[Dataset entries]

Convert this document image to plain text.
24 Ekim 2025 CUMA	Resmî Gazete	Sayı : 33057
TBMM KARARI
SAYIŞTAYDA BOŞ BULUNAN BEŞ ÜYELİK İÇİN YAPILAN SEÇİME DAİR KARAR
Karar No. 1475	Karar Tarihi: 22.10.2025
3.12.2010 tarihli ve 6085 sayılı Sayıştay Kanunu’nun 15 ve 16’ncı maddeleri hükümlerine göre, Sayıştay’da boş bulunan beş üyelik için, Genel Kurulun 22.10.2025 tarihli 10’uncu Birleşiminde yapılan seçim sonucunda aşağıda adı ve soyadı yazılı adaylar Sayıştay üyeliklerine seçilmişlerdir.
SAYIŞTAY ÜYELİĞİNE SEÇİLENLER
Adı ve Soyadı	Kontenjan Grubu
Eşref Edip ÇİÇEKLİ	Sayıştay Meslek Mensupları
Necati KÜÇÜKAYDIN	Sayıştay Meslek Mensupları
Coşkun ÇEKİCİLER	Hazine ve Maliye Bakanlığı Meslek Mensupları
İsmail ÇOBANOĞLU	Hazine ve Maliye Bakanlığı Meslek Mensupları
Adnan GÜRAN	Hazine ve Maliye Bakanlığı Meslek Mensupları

(Description of the task)
Repeat all of the records above exactly as they appear.

(Full answer)
Convert this document image to plain text.
24 Ekim 2025 CUMA	Resmî Gazete	Sayı : 33057
TBMM KARARI
SAYIŞTAYDA BOŞ BULUNAN BEŞ ÜYELİK İÇİN YAPILAN SEÇİME DAİR KARAR
Karar No. 1475	Karar Tarihi: 22.10.2025
3.12.2010 tarihli ve 6085 sayılı Sayıştay Kanunu’nun 15 ve 16’ncı maddeleri hükümlerine göre, Sayıştay’da boş bulunan beş üyelik için, Genel Kurulun 22.10.2025 tarihli 10’uncu Birleşiminde yapılan seçim sonucunda aşağıda adı ve soyadı yazılı adaylar Sayıştay üyeliklerine seçilmişlerdir.
SAYIŞTAY ÜYELİĞİNE SEÇİLENLER
Adı ve Soyadı	Kontenjan Grubu
Eşref Edip ÇİÇEKLİ	Sayıştay Meslek Mensupları
Necati KÜÇÜKAYDIN	Sayıştay Meslek Mensupları
Coşkun ÇEKİCİLER	Hazine ve Maliye Bakanlığı Meslek Mensupları
İsmail ÇOBANOĞLU	Hazine ve Maliye Bakanlığı Meslek Mensupları
Adnan GÜRAN	Hazine ve Maliye Bakanlığı Meslek Mensupları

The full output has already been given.